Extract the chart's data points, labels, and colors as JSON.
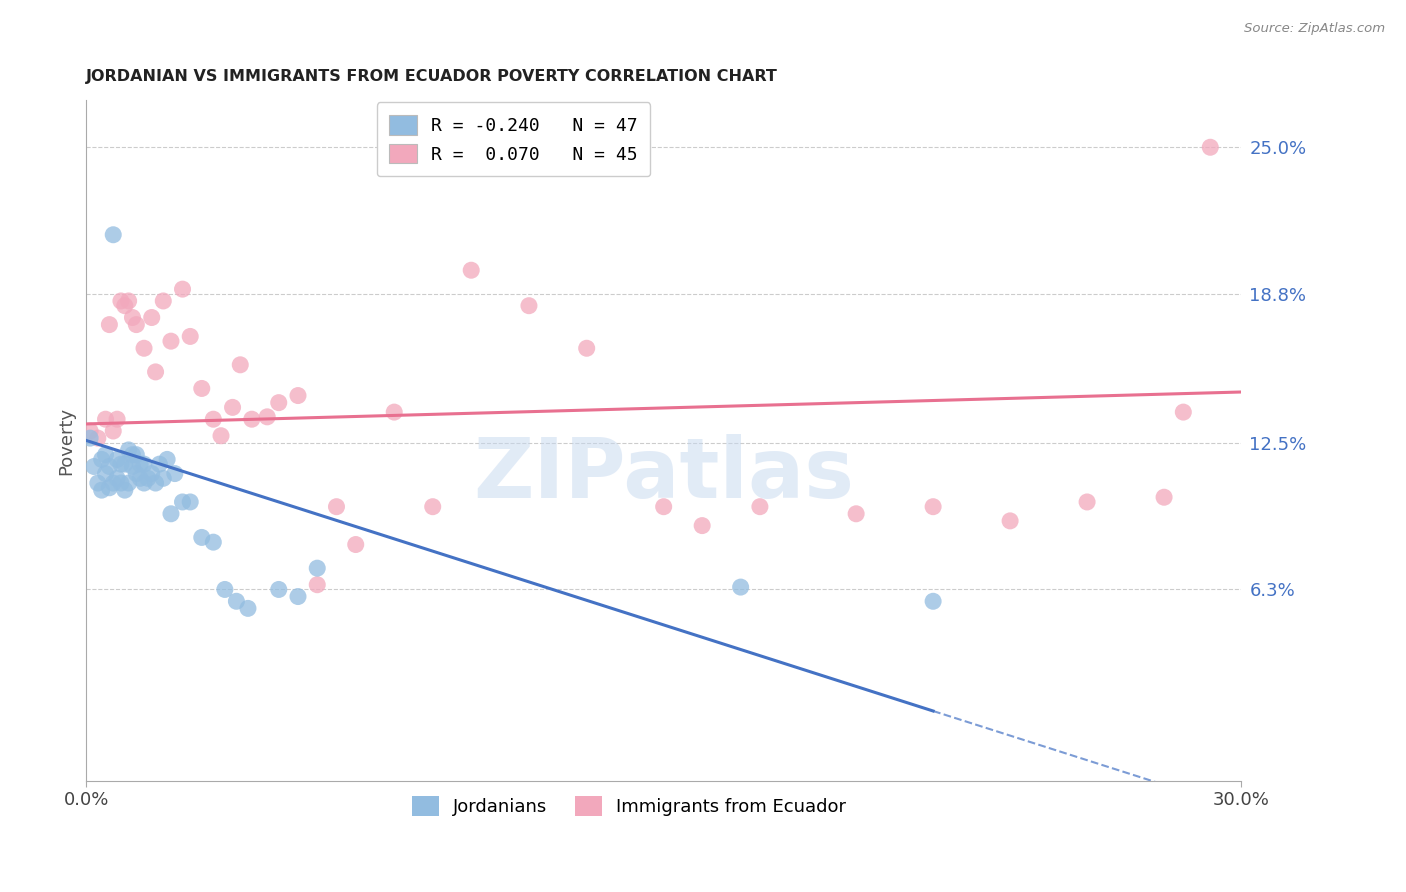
{
  "title": "JORDANIAN VS IMMIGRANTS FROM ECUADOR POVERTY CORRELATION CHART",
  "source": "Source: ZipAtlas.com",
  "ylabel": "Poverty",
  "y_ticks": [
    0.063,
    0.125,
    0.188,
    0.25
  ],
  "y_tick_labels": [
    "6.3%",
    "12.5%",
    "18.8%",
    "25.0%"
  ],
  "xlim": [
    0.0,
    0.3
  ],
  "ylim": [
    -0.018,
    0.27
  ],
  "blue_color": "#92bce0",
  "pink_color": "#f2a8bc",
  "blue_line_color": "#4472c4",
  "pink_line_color": "#e87090",
  "watermark_text": "ZIPatlas",
  "blue_r": -0.24,
  "blue_n": 47,
  "pink_r": 0.07,
  "pink_n": 45,
  "jordanians_x": [
    0.001,
    0.002,
    0.003,
    0.004,
    0.004,
    0.005,
    0.005,
    0.006,
    0.006,
    0.007,
    0.007,
    0.008,
    0.008,
    0.009,
    0.009,
    0.01,
    0.01,
    0.011,
    0.011,
    0.012,
    0.012,
    0.013,
    0.013,
    0.014,
    0.014,
    0.015,
    0.015,
    0.016,
    0.017,
    0.018,
    0.019,
    0.02,
    0.021,
    0.022,
    0.023,
    0.025,
    0.027,
    0.03,
    0.033,
    0.036,
    0.039,
    0.042,
    0.05,
    0.055,
    0.06,
    0.17,
    0.22
  ],
  "jordanians_y": [
    0.127,
    0.115,
    0.108,
    0.105,
    0.118,
    0.112,
    0.12,
    0.106,
    0.115,
    0.108,
    0.213,
    0.11,
    0.118,
    0.108,
    0.116,
    0.105,
    0.116,
    0.108,
    0.122,
    0.115,
    0.12,
    0.112,
    0.12,
    0.11,
    0.116,
    0.108,
    0.116,
    0.11,
    0.112,
    0.108,
    0.116,
    0.11,
    0.118,
    0.095,
    0.112,
    0.1,
    0.1,
    0.085,
    0.083,
    0.063,
    0.058,
    0.055,
    0.063,
    0.06,
    0.072,
    0.064,
    0.058
  ],
  "ecuador_x": [
    0.001,
    0.003,
    0.005,
    0.006,
    0.007,
    0.008,
    0.009,
    0.01,
    0.011,
    0.012,
    0.013,
    0.015,
    0.017,
    0.018,
    0.02,
    0.022,
    0.025,
    0.027,
    0.03,
    0.033,
    0.035,
    0.038,
    0.04,
    0.043,
    0.047,
    0.05,
    0.055,
    0.06,
    0.065,
    0.07,
    0.08,
    0.09,
    0.1,
    0.115,
    0.13,
    0.15,
    0.16,
    0.175,
    0.2,
    0.22,
    0.24,
    0.26,
    0.28,
    0.285,
    0.292
  ],
  "ecuador_y": [
    0.13,
    0.127,
    0.135,
    0.175,
    0.13,
    0.135,
    0.185,
    0.183,
    0.185,
    0.178,
    0.175,
    0.165,
    0.178,
    0.155,
    0.185,
    0.168,
    0.19,
    0.17,
    0.148,
    0.135,
    0.128,
    0.14,
    0.158,
    0.135,
    0.136,
    0.142,
    0.145,
    0.065,
    0.098,
    0.082,
    0.138,
    0.098,
    0.198,
    0.183,
    0.165,
    0.098,
    0.09,
    0.098,
    0.095,
    0.098,
    0.092,
    0.1,
    0.102,
    0.138,
    0.25
  ]
}
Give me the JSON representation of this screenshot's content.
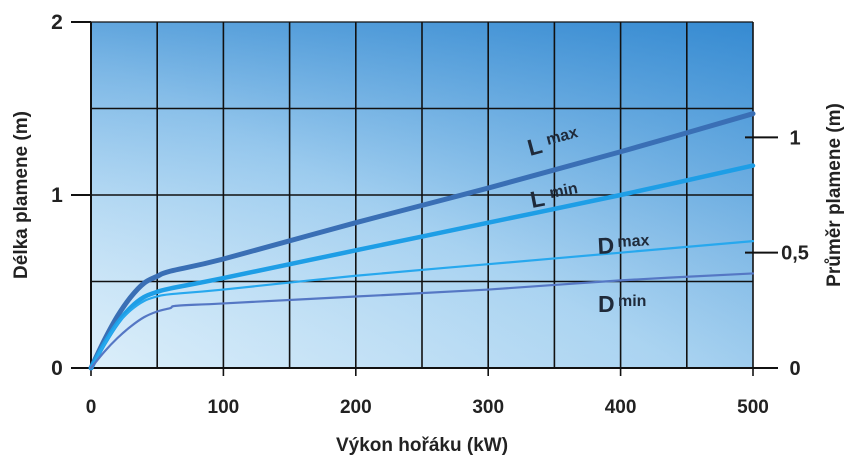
{
  "chart_data": {
    "type": "line",
    "title": "",
    "xlabel": "Výkon hořáku (kW)",
    "ylabel_left": "Délka plamene (m)",
    "ylabel_right": "Průměr plamene (m)",
    "xlim": [
      0,
      500
    ],
    "ylim_left": [
      0,
      2
    ],
    "ylim_right": [
      0,
      1.5
    ],
    "x_ticks": [
      "0",
      "100",
      "200",
      "300",
      "400",
      "500"
    ],
    "y_ticks_left": [
      "0",
      "1",
      "2"
    ],
    "y_ticks_right": [
      "0",
      "0,5",
      "1"
    ],
    "grid": true,
    "series": [
      {
        "name": "L max",
        "label_main": "L",
        "label_sub": "max",
        "axis": "left",
        "color": "#3a6fb5",
        "x": [
          0,
          10,
          20,
          30,
          40,
          50,
          60,
          100,
          200,
          300,
          400,
          500
        ],
        "y": [
          0,
          0.16,
          0.3,
          0.41,
          0.49,
          0.53,
          0.56,
          0.63,
          0.84,
          1.04,
          1.25,
          1.47
        ]
      },
      {
        "name": "L min",
        "label_main": "L",
        "label_sub": "min",
        "axis": "left",
        "color": "#1e9ee6",
        "x": [
          0,
          10,
          20,
          30,
          40,
          50,
          60,
          100,
          200,
          300,
          400,
          500
        ],
        "y": [
          0,
          0.14,
          0.26,
          0.35,
          0.41,
          0.44,
          0.46,
          0.52,
          0.68,
          0.84,
          1.0,
          1.17
        ]
      },
      {
        "name": "D max",
        "label_main": "D",
        "label_sub": "max",
        "axis": "right",
        "color": "#27a8ee",
        "x": [
          0,
          10,
          20,
          30,
          40,
          50,
          60,
          100,
          200,
          300,
          400,
          500
        ],
        "y": [
          0,
          0.1,
          0.19,
          0.25,
          0.29,
          0.31,
          0.32,
          0.34,
          0.4,
          0.45,
          0.5,
          0.55
        ]
      },
      {
        "name": "D min",
        "label_main": "D",
        "label_sub": "min",
        "axis": "right",
        "color": "#5577c4",
        "x": [
          0,
          10,
          20,
          30,
          40,
          50,
          60,
          65,
          100,
          200,
          300,
          400,
          500
        ],
        "y": [
          0,
          0.07,
          0.13,
          0.18,
          0.22,
          0.245,
          0.26,
          0.27,
          0.28,
          0.31,
          0.34,
          0.38,
          0.41
        ]
      }
    ]
  },
  "colors": {
    "plot_bg_left": "#3d8fd3",
    "plot_bg_right": "#4a96d9",
    "plot_bg_light": "#dbeefa",
    "grid": "#111111",
    "text": "#222222"
  }
}
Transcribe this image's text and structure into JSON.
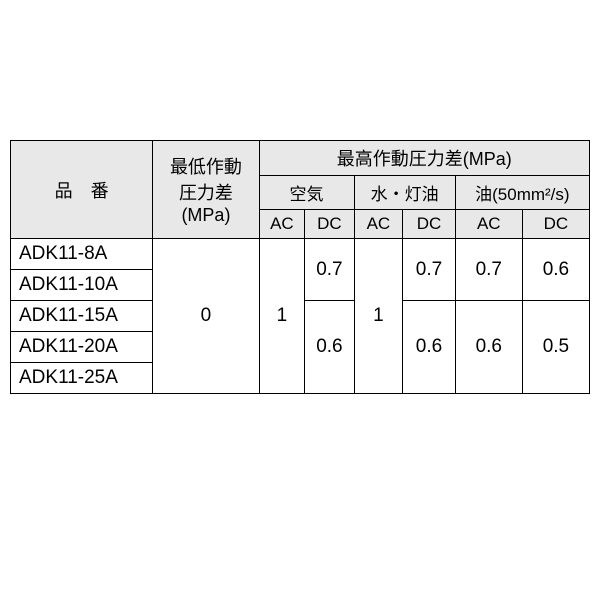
{
  "header": {
    "col_model": "品　番",
    "col_min": "最低作動\n圧力差\n(MPa)",
    "col_max_group": "最高作動圧力差(MPa)",
    "sub_air": "空気",
    "sub_water": "水・灯油",
    "sub_oil": "油(50mm²/s)",
    "ac": "AC",
    "dc": "DC"
  },
  "merged": {
    "min_all": "0",
    "air_ac_all": "1",
    "water_ac_all": "1",
    "air_dc_top": "0.7",
    "air_dc_bot": "0.6",
    "water_dc_top": "0.7",
    "water_dc_bot": "0.6",
    "oil_ac_top": "0.7",
    "oil_ac_bot": "0.6",
    "oil_dc_top": "0.6",
    "oil_dc_bot": "0.5"
  },
  "rows": {
    "r1": "ADK11-8A",
    "r2": "ADK11-10A",
    "r3": "ADK11-15A",
    "r4": "ADK11-20A",
    "r5": "ADK11-25A"
  },
  "style": {
    "header_bg": "#e8e8e8",
    "border_color": "#000000",
    "font_header": 18,
    "font_body": 19
  }
}
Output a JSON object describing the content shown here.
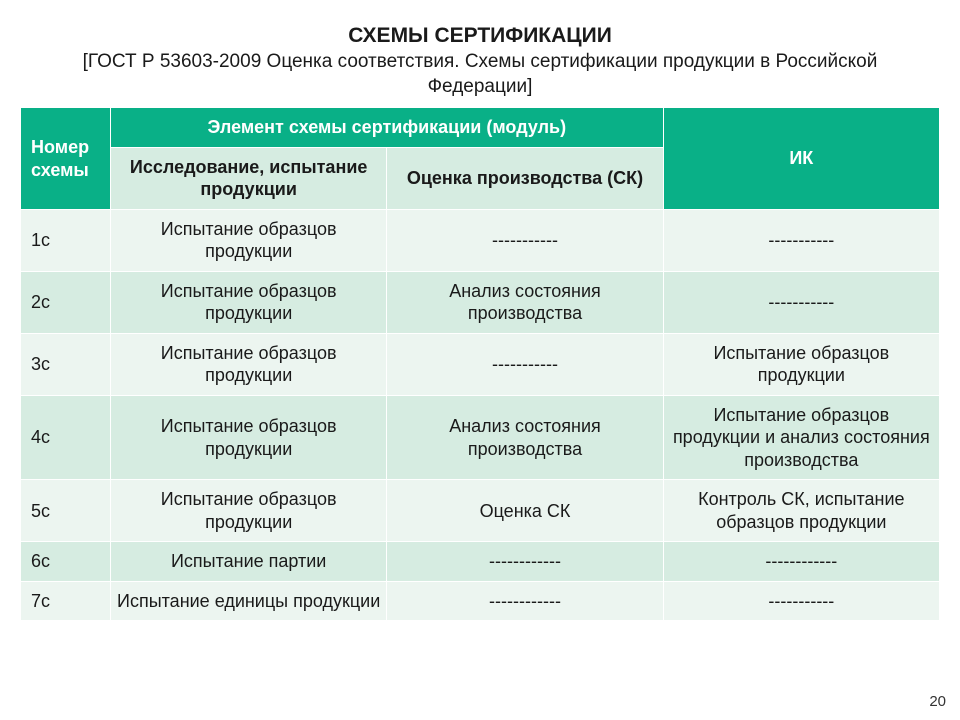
{
  "title": "СХЕМЫ СЕРТИФИКАЦИИ",
  "subtitle": "[ГОСТ Р 53603-2009 Оценка соответствия. Схемы сертификации продукции в Российской Федерации]",
  "page_number": "20",
  "colors": {
    "header_green": "#09b087",
    "header_light": "#d6ece1",
    "row_even": "#ecf5f0",
    "row_odd": "#d6ece1",
    "border": "#ffffff",
    "text": "#1a1a1a",
    "header_text": "#ffffff"
  },
  "columns": {
    "id": "Номер схемы",
    "module_group": "Элемент схемы сертификации (модуль)",
    "research": "Исследование, испытание продукции",
    "assessment": "Оценка производства (СК)",
    "ik": "ИК"
  },
  "col_widths": {
    "id": 90,
    "research": 210,
    "assessment": 210,
    "ik": 280
  },
  "rows": [
    {
      "id": "1с",
      "research": "Испытание образцов продукции",
      "assessment": "-----------",
      "ik": "-----------"
    },
    {
      "id": "2с",
      "research": "Испытание образцов продукции",
      "assessment": "Анализ состояния производства",
      "ik": "-----------"
    },
    {
      "id": "3с",
      "research": "Испытание образцов продукции",
      "assessment": "-----------",
      "ik": "Испытание образцов продукции"
    },
    {
      "id": "4с",
      "research": "Испытание образцов продукции",
      "assessment": "Анализ состояния производства",
      "ik": "Испытание образцов продукции и анализ состояния производства"
    },
    {
      "id": "5с",
      "research": "Испытание образцов продукции",
      "assessment": "Оценка СК",
      "ik": "Контроль СК, испытание образцов продукции"
    },
    {
      "id": "6с",
      "research": "Испытание партии",
      "assessment": "------------",
      "ik": "------------"
    },
    {
      "id": "7с",
      "research": "Испытание единицы продукции",
      "assessment": "------------",
      "ik": "-----------"
    }
  ]
}
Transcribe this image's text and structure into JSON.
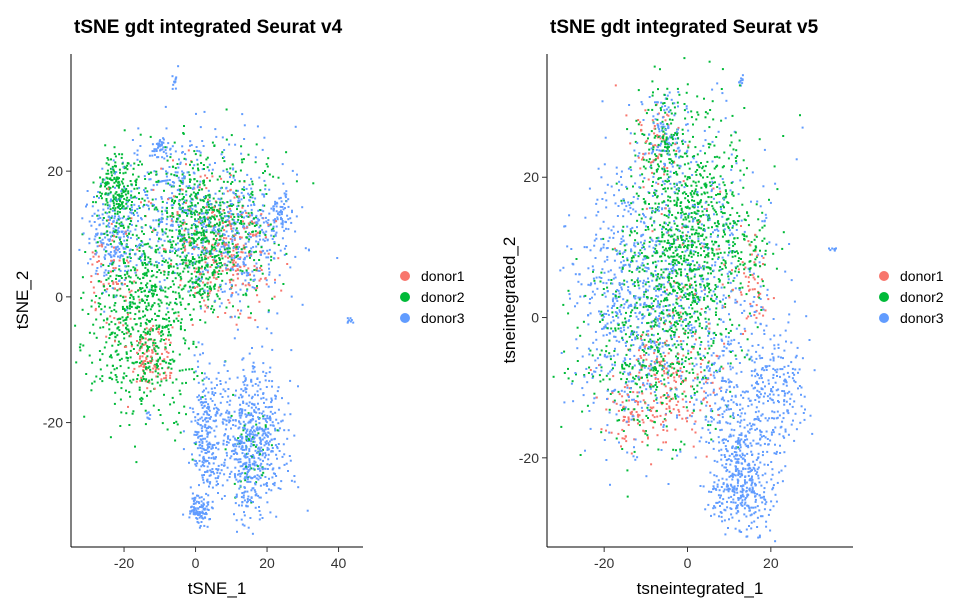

------------------------

Problem description:
Look through the listing and extract every line with "производства" in it.

Finished task:
    "assessment": "Оценка производства (СК)",
      "assessment": "Анализ состояния производства",
      "assessment": "Анализ состояния производства",
      "ik": "Испытание образцов продукции и анализ состояния производства"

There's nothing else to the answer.